* **WORK TO DO**
Go through the records and show each line where the word "evening" occurs.

-- DATASET ENTRIES start --

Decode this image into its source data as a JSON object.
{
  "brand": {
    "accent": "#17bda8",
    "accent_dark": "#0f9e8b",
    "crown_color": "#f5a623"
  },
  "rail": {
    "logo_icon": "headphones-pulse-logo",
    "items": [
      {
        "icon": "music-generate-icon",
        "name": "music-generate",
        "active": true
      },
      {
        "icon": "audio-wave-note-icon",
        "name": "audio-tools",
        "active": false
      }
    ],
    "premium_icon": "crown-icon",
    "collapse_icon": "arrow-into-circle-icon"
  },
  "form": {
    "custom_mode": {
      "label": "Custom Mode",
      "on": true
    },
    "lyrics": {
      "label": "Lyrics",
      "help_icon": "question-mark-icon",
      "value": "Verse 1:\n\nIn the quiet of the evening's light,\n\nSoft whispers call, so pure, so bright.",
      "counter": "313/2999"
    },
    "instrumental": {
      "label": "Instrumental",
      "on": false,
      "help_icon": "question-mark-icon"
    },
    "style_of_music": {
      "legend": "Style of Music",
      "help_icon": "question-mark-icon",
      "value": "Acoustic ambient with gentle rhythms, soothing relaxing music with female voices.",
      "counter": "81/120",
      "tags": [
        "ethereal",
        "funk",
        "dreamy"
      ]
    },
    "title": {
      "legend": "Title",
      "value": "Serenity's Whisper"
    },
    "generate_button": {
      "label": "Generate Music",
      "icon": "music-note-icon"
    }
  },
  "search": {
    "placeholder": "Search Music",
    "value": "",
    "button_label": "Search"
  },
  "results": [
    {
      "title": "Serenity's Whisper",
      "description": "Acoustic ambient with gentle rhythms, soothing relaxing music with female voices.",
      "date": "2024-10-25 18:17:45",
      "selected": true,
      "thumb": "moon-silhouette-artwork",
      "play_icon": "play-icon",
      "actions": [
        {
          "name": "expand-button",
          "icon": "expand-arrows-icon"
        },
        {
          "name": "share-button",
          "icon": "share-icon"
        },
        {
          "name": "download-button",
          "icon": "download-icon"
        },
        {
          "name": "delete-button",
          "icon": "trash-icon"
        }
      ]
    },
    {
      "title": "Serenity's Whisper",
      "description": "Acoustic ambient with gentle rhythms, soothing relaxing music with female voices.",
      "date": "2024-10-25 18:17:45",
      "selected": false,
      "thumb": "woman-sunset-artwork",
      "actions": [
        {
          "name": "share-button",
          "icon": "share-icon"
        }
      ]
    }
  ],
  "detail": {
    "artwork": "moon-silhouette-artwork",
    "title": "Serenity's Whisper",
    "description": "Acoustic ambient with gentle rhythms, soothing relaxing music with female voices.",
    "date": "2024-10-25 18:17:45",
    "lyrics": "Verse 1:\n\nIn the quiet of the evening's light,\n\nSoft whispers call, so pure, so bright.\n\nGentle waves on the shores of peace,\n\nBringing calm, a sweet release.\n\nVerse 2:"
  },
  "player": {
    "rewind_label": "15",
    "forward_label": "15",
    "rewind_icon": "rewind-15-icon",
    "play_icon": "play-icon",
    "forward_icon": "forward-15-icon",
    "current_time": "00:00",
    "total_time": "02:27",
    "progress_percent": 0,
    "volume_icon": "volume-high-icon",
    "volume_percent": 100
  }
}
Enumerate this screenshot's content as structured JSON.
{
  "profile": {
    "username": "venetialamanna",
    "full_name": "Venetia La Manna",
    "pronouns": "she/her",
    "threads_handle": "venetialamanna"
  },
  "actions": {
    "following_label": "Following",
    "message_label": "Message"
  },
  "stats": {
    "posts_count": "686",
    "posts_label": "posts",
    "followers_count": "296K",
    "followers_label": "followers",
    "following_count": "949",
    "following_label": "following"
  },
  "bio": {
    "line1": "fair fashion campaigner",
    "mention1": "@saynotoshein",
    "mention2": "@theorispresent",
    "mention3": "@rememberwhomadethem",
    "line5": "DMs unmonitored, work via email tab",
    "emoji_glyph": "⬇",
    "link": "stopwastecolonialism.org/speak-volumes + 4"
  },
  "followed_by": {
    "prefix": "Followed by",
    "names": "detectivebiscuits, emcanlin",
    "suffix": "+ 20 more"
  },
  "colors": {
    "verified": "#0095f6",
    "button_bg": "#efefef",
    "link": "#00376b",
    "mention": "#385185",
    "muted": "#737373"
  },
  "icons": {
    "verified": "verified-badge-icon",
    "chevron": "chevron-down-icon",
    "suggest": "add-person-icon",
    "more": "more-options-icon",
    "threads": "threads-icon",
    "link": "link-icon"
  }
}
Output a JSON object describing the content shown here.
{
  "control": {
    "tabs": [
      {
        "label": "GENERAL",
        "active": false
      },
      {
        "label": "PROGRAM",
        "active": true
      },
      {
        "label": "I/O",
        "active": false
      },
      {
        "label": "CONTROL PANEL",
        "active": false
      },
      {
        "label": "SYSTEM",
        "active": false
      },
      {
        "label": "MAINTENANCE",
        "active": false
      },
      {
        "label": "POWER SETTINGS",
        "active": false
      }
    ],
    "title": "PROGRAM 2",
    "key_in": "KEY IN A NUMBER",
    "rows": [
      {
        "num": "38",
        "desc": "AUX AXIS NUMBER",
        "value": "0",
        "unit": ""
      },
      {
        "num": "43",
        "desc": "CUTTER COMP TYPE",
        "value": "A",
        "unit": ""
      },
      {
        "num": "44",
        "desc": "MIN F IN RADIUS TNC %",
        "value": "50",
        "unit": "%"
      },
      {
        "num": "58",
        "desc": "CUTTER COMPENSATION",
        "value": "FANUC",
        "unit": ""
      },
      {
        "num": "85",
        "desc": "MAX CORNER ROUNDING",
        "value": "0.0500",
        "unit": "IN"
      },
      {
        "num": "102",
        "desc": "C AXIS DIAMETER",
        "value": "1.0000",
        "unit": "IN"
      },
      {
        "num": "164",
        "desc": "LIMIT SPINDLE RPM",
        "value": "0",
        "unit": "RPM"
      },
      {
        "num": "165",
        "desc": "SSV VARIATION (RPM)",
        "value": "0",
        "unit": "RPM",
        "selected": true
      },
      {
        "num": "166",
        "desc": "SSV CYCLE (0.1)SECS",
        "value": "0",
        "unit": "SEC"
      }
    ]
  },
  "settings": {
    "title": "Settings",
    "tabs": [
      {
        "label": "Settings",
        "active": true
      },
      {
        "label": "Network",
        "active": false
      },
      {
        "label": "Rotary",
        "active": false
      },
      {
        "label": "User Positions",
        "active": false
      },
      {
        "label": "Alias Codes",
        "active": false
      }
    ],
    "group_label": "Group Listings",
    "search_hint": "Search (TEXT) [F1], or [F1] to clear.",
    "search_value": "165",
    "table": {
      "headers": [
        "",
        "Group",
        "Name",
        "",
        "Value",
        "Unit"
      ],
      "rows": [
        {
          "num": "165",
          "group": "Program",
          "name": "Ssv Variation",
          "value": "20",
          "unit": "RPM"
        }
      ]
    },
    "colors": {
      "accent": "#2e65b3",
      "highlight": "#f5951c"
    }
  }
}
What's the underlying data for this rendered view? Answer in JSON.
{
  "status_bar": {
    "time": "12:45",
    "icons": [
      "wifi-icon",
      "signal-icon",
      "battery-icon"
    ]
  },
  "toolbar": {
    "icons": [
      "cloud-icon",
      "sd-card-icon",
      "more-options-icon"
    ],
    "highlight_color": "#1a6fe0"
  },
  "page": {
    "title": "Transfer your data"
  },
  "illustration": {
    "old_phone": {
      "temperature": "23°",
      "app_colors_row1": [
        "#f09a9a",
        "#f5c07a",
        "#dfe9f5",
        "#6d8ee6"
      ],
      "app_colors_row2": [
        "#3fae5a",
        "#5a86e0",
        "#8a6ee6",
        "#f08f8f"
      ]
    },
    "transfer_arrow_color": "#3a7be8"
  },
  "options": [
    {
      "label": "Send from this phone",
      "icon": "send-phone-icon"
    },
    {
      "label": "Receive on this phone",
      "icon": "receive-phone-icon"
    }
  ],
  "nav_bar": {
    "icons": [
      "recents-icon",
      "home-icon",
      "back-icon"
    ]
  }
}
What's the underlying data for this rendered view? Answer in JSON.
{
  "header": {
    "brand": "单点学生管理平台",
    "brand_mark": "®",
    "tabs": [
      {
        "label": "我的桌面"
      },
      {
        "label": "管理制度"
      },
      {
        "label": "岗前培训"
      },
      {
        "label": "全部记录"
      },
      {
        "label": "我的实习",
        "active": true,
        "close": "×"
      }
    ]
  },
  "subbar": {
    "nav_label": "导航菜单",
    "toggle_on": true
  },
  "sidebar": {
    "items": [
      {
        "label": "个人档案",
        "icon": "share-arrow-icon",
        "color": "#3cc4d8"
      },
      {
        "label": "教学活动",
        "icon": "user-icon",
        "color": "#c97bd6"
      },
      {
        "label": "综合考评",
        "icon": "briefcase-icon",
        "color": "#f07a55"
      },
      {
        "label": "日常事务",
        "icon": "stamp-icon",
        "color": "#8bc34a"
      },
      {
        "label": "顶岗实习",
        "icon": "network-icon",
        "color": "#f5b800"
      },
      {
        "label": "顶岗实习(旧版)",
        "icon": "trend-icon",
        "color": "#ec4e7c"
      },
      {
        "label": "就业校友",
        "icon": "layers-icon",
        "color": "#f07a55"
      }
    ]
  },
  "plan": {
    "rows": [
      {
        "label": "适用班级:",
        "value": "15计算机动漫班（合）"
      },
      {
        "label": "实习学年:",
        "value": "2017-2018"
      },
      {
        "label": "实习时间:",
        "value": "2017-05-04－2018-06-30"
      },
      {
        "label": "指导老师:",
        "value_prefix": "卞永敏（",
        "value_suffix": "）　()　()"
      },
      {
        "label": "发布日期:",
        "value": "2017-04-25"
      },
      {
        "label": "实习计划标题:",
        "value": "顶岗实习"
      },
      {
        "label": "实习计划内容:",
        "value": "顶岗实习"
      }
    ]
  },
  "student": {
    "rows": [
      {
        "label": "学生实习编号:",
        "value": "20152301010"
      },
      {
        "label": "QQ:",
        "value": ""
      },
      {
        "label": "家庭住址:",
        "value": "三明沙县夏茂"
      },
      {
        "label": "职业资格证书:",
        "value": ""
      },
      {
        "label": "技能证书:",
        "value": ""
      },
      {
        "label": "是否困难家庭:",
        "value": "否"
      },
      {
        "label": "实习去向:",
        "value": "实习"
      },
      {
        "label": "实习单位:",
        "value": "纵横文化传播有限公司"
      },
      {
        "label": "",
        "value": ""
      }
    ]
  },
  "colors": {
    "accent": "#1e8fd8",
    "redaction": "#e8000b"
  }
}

-- DATASET ENTRIES end --

* **RESPONSE FOR THIS EXERCISE**
      "value": "Verse 1:\n\nIn the quiet of the evening's light,\n\nSoft whispers call, so pure, so bright.",
    "lyrics": "Verse 1:\n\nIn the quiet of the evening's light,\n\nSoft whispers call, so pure, so bright.\n\nGentle waves on the shores of peace,\n\nBringing calm, a sweet release.\n\nVerse 2:"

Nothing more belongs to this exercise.